* _The task_
Find the lines that contain the word "text" and copy each one.

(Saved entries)
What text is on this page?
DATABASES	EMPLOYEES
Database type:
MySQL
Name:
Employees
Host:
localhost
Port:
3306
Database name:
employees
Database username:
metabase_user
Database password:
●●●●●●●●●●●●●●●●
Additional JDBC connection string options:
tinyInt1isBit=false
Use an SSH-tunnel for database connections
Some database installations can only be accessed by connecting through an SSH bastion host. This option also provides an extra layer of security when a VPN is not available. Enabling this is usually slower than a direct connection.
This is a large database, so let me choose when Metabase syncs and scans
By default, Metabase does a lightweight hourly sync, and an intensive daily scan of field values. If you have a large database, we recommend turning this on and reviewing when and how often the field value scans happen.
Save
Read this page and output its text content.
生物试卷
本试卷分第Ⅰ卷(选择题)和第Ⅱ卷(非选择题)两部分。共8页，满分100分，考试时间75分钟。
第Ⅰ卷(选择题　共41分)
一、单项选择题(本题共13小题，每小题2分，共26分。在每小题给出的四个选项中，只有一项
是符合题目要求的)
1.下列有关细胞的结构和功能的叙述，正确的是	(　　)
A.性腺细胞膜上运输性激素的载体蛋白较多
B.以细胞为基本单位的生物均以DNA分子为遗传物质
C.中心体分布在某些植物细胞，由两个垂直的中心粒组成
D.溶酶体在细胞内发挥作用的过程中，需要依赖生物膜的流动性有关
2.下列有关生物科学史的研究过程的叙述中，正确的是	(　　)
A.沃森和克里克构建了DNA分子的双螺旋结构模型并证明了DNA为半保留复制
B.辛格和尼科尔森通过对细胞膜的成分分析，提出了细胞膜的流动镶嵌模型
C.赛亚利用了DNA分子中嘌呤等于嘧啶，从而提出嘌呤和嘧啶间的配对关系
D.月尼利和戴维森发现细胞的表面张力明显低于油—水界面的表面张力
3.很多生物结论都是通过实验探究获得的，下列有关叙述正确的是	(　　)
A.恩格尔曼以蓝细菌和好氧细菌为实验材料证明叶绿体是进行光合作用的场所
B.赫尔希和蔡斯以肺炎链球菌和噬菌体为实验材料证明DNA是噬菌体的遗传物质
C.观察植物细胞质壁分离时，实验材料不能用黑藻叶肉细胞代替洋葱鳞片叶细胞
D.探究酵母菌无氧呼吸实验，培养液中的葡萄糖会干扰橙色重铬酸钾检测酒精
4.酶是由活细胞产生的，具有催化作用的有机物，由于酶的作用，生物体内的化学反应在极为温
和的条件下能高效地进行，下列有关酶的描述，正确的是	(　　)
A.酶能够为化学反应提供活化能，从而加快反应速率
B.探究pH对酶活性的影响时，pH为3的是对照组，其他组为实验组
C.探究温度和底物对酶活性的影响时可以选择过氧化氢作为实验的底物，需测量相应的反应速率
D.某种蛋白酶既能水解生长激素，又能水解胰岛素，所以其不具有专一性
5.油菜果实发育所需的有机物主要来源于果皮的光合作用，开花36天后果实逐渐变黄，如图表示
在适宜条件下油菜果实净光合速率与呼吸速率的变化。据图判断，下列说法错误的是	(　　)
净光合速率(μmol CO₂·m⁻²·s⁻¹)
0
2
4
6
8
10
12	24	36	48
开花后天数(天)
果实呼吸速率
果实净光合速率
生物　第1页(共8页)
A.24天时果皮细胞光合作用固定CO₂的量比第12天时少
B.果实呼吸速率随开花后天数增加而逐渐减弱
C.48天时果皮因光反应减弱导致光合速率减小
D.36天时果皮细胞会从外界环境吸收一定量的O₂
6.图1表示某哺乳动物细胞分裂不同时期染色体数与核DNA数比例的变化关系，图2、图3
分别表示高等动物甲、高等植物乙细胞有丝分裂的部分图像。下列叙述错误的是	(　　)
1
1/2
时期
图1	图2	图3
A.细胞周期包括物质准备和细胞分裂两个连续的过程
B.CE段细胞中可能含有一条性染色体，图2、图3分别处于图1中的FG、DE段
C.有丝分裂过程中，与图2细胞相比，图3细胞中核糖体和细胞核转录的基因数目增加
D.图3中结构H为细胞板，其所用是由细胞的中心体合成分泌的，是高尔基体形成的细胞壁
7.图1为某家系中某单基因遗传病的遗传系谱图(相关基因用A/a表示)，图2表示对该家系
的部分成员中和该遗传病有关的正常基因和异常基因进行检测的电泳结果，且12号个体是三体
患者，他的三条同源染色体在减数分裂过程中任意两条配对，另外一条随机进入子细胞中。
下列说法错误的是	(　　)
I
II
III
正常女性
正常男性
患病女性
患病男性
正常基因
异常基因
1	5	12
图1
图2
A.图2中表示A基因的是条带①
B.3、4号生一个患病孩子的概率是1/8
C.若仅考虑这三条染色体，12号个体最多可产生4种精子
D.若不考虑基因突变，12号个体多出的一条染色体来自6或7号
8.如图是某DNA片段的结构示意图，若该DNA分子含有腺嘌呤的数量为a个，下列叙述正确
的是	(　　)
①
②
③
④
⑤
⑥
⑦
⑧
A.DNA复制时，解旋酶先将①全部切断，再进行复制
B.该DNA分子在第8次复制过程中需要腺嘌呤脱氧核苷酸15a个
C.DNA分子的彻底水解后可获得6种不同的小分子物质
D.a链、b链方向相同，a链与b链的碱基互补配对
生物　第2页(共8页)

* _Reply to the task_
What text is on this page?
Read this page and output its text content.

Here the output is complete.